■ What the task requires
Write out the records below word for word, please.

■ Records for the exercise
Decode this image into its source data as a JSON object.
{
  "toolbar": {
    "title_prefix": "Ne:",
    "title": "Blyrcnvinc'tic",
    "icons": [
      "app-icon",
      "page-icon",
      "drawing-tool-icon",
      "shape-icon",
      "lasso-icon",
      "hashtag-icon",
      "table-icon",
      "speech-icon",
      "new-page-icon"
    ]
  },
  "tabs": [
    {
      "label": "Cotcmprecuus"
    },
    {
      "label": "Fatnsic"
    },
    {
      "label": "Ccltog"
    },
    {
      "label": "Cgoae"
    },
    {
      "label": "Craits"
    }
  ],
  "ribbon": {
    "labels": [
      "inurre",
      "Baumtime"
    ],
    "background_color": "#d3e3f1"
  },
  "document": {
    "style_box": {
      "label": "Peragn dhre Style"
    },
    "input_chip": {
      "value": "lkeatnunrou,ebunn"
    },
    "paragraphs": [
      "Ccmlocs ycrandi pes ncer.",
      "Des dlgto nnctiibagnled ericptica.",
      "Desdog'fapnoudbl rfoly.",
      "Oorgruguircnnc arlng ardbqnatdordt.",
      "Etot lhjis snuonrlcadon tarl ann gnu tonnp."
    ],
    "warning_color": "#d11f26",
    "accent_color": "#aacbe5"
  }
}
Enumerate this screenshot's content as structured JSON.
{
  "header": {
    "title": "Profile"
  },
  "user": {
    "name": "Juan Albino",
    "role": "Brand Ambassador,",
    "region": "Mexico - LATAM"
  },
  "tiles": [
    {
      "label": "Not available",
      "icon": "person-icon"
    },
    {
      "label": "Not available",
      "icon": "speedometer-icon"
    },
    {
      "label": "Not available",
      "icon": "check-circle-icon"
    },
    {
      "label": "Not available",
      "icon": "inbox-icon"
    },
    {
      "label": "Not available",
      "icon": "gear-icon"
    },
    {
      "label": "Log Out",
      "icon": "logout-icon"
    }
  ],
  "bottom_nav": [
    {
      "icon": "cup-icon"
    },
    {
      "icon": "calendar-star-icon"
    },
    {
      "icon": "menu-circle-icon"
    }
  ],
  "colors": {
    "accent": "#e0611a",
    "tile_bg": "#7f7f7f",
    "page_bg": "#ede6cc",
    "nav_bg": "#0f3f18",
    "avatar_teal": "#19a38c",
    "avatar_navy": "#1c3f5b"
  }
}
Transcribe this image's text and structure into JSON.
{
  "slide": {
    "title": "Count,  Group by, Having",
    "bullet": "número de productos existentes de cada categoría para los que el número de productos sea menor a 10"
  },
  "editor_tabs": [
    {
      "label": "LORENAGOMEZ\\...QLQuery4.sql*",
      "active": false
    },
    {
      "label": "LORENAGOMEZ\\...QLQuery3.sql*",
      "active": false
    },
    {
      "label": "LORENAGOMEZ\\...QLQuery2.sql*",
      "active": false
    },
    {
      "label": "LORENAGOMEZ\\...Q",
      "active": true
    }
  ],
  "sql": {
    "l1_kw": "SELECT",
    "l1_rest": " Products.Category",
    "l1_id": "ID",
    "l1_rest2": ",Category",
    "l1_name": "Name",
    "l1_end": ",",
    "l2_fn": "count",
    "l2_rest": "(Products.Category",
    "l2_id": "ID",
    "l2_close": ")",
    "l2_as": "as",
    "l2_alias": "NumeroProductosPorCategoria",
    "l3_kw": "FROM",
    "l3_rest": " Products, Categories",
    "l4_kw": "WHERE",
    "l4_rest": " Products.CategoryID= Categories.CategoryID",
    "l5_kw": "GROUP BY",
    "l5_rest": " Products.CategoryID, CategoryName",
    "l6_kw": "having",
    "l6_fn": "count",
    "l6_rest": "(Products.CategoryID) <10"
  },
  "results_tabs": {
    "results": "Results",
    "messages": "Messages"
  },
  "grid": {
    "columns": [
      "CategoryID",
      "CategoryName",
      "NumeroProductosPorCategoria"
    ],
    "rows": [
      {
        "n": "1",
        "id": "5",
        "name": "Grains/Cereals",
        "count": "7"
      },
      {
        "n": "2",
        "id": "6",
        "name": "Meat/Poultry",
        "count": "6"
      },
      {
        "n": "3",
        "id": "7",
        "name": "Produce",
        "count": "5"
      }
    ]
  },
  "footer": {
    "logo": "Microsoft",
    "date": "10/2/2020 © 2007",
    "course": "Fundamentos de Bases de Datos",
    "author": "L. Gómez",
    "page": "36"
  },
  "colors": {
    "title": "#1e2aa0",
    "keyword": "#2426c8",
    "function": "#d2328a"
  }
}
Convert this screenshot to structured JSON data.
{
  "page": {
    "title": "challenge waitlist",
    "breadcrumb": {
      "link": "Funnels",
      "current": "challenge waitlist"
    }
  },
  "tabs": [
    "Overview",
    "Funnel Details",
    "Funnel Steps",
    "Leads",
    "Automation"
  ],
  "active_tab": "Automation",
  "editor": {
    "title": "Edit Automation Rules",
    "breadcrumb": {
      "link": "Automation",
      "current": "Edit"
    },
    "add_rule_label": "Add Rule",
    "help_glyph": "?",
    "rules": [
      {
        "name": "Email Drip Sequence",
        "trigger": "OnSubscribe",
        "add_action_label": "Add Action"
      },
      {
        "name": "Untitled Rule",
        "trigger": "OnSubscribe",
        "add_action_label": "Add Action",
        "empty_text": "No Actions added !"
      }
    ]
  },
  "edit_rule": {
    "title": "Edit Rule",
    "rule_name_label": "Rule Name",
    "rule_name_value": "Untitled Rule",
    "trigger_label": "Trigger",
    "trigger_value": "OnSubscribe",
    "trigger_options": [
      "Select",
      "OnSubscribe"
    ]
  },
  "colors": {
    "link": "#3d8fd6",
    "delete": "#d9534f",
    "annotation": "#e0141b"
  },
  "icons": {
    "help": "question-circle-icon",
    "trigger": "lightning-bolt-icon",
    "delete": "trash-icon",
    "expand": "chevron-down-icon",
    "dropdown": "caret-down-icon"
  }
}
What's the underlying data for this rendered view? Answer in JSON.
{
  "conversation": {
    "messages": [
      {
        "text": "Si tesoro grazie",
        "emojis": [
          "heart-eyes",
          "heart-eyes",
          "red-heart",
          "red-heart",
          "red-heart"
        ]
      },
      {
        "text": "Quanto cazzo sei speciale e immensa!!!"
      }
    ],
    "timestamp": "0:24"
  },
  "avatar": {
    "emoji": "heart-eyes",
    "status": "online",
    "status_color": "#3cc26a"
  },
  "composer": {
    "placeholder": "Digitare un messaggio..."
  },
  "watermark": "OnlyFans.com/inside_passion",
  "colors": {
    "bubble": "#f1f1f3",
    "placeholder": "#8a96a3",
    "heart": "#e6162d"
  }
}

■ Answer to the exercise
Decode this image into its source data as a JSON object.
{
  "toolbar": {
    "title_prefix": "Ne:",
    "title": "Blyrcnvinc'tic",
    "icons": [
      "app-icon",
      "page-icon",
      "drawing-tool-icon",
      "shape-icon",
      "lasso-icon",
      "hashtag-icon",
      "table-icon",
      "speech-icon",
      "new-page-icon"
    ]
  },
  "tabs": [
    {
      "label": "Cotcmprecuus"
    },
    {
      "label": "Fatnsic"
    },
    {
      "label": "Ccltog"
    },
    {
      "label": "Cgoae"
    },
    {
      "label": "Craits"
    }
  ],
  "ribbon": {
    "labels": [
      "inurre",
      "Baumtime"
    ],
    "background_color": "#d3e3f1"
  },
  "document": {
    "style_box": {
      "label": "Peragn dhre Style"
    },
    "input_chip": {
      "value": "lkeatnunrou,ebunn"
    },
    "paragraphs": [
      "Ccmlocs ycrandi pes ncer.",
      "Des dlgto nnctiibagnled ericptica.",
      "Desdog'fapnoudbl rfoly.",
      "Oorgruguircnnc arlng ardbqnatdordt.",
      "Etot lhjis snuonrlcadon tarl ann gnu tonnp."
    ],
    "warning_color": "#d11f26",
    "accent_color": "#aacbe5"
  }
}
Enumerate this screenshot's content as structured JSON.
{
  "header": {
    "title": "Profile"
  },
  "user": {
    "name": "Juan Albino",
    "role": "Brand Ambassador,",
    "region": "Mexico - LATAM"
  },
  "tiles": [
    {
      "label": "Not available",
      "icon": "person-icon"
    },
    {
      "label": "Not available",
      "icon": "speedometer-icon"
    },
    {
      "label": "Not available",
      "icon": "check-circle-icon"
    },
    {
      "label": "Not available",
      "icon": "inbox-icon"
    },
    {
      "label": "Not available",
      "icon": "gear-icon"
    },
    {
      "label": "Log Out",
      "icon": "logout-icon"
    }
  ],
  "bottom_nav": [
    {
      "icon": "cup-icon"
    },
    {
      "icon": "calendar-star-icon"
    },
    {
      "icon": "menu-circle-icon"
    }
  ],
  "colors": {
    "accent": "#e0611a",
    "tile_bg": "#7f7f7f",
    "page_bg": "#ede6cc",
    "nav_bg": "#0f3f18",
    "avatar_teal": "#19a38c",
    "avatar_navy": "#1c3f5b"
  }
}
Transcribe this image's text and structure into JSON.
{
  "slide": {
    "title": "Count,  Group by, Having",
    "bullet": "número de productos existentes de cada categoría para los que el número de productos sea menor a 10"
  },
  "editor_tabs": [
    {
      "label": "LORENAGOMEZ\\...QLQuery4.sql*",
      "active": false
    },
    {
      "label": "LORENAGOMEZ\\...QLQuery3.sql*",
      "active": false
    },
    {
      "label": "LORENAGOMEZ\\...QLQuery2.sql*",
      "active": false
    },
    {
      "label": "LORENAGOMEZ\\...Q",
      "active": true
    }
  ],
  "sql": {
    "l1_kw": "SELECT",
    "l1_rest": " Products.Category",
    "l1_id": "ID",
    "l1_rest2": ",Category",
    "l1_name": "Name",
    "l1_end": ",",
    "l2_fn": "count",
    "l2_rest": "(Products.Category",
    "l2_id": "ID",
    "l2_close": ")",
    "l2_as": "as",
    "l2_alias": "NumeroProductosPorCategoria",
    "l3_kw": "FROM",
    "l3_rest": " Products, Categories",
    "l4_kw": "WHERE",
    "l4_rest": " Products.CategoryID= Categories.CategoryID",
    "l5_kw": "GROUP BY",
    "l5_rest": " Products.CategoryID, CategoryName",
    "l6_kw": "having",
    "l6_fn": "count",
    "l6_rest": "(Products.CategoryID) <10"
  },
  "results_tabs": {
    "results": "Results",
    "messages": "Messages"
  },
  "grid": {
    "columns": [
      "CategoryID",
      "CategoryName",
      "NumeroProductosPorCategoria"
    ],
    "rows": [
      {
        "n": "1",
        "id": "5",
        "name": "Grains/Cereals",
        "count": "7"
      },
      {
        "n": "2",
        "id": "6",
        "name": "Meat/Poultry",
        "count": "6"
      },
      {
        "n": "3",
        "id": "7",
        "name": "Produce",
        "count": "5"
      }
    ]
  },
  "footer": {
    "logo": "Microsoft",
    "date": "10/2/2020 © 2007",
    "course": "Fundamentos de Bases de Datos",
    "author": "L. Gómez",
    "page": "36"
  },
  "colors": {
    "title": "#1e2aa0",
    "keyword": "#2426c8",
    "function": "#d2328a"
  }
}
Convert this screenshot to structured JSON data.
{
  "page": {
    "title": "challenge waitlist",
    "breadcrumb": {
      "link": "Funnels",
      "current": "challenge waitlist"
    }
  },
  "tabs": [
    "Overview",
    "Funnel Details",
    "Funnel Steps",
    "Leads",
    "Automation"
  ],
  "active_tab": "Automation",
  "editor": {
    "title": "Edit Automation Rules",
    "breadcrumb": {
      "link": "Automation",
      "current": "Edit"
    },
    "add_rule_label": "Add Rule",
    "help_glyph": "?",
    "rules": [
      {
        "name": "Email Drip Sequence",
        "trigger": "OnSubscribe",
        "add_action_label": "Add Action"
      },
      {
        "name": "Untitled Rule",
        "trigger": "OnSubscribe",
        "add_action_label": "Add Action",
        "empty_text": "No Actions added !"
      }
    ]
  },
  "edit_rule": {
    "title": "Edit Rule",
    "rule_name_label": "Rule Name",
    "rule_name_value": "Untitled Rule",
    "trigger_label": "Trigger",
    "trigger_value": "OnSubscribe",
    "trigger_options": [
      "Select",
      "OnSubscribe"
    ]
  },
  "colors": {
    "link": "#3d8fd6",
    "delete": "#d9534f",
    "annotation": "#e0141b"
  },
  "icons": {
    "help": "question-circle-icon",
    "trigger": "lightning-bolt-icon",
    "delete": "trash-icon",
    "expand": "chevron-down-icon",
    "dropdown": "caret-down-icon"
  }
}
What's the underlying data for this rendered view? Answer in JSON.
{
  "conversation": {
    "messages": [
      {
        "text": "Si tesoro grazie",
        "emojis": [
          "heart-eyes",
          "heart-eyes",
          "red-heart",
          "red-heart",
          "red-heart"
        ]
      },
      {
        "text": "Quanto cazzo sei speciale e immensa!!!"
      }
    ],
    "timestamp": "0:24"
  },
  "avatar": {
    "emoji": "heart-eyes",
    "status": "online",
    "status_color": "#3cc26a"
  },
  "composer": {
    "placeholder": "Digitare un messaggio..."
  },
  "watermark": "OnlyFans.com/inside_passion",
  "colors": {
    "bubble": "#f1f1f3",
    "placeholder": "#8a96a3",
    "heart": "#e6162d"
  }
}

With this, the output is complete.